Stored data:
■ ■ ■ ■ ■
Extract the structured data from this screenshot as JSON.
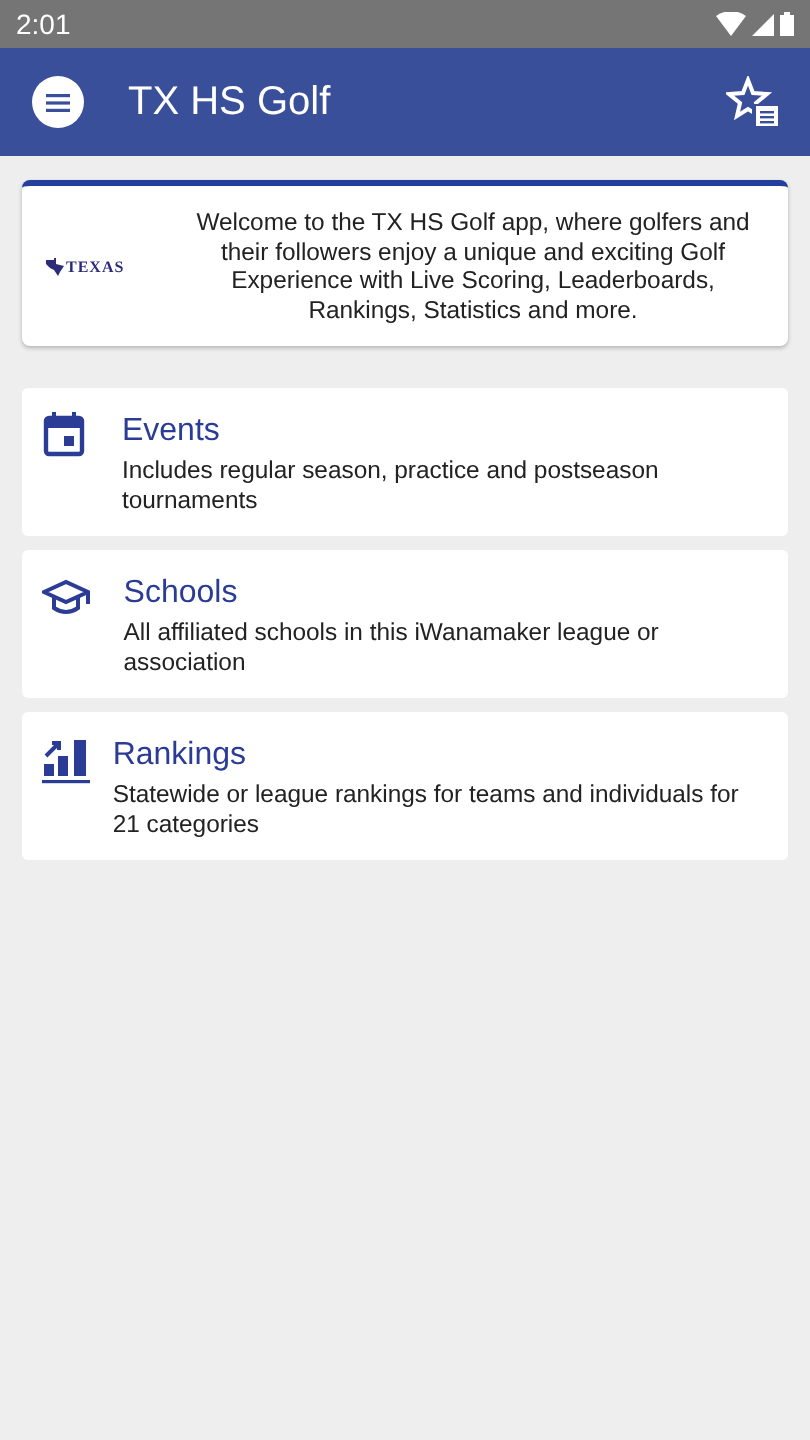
{
  "status_bar": {
    "time": "2:01"
  },
  "app_bar": {
    "title": "TX HS Golf"
  },
  "welcome": {
    "logo_text": "TEXAS",
    "text": "Welcome to the TX HS Golf app, where golfers and their followers enjoy a unique and exciting Golf Experience with Live Scoring, Leaderboards, Rankings, Statistics and more."
  },
  "menu_items": [
    {
      "kind": "calendar",
      "title": "Events",
      "description": "Includes regular season, practice and postseason tournaments"
    },
    {
      "kind": "school",
      "title": "Schools",
      "description": "All affiliated schools in this iWanamaker league or association"
    },
    {
      "kind": "chart",
      "title": "Rankings",
      "description": "Statewide or league rankings for teams and individuals for 21 categories"
    }
  ]
}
■ ■ ■ ■ ■
Filter the entries down to the lines containing "this". Copy each of those lines.

Extract the structured data from this screenshot as JSON.
      "description": "All affiliated schools in this iWanamaker league or association"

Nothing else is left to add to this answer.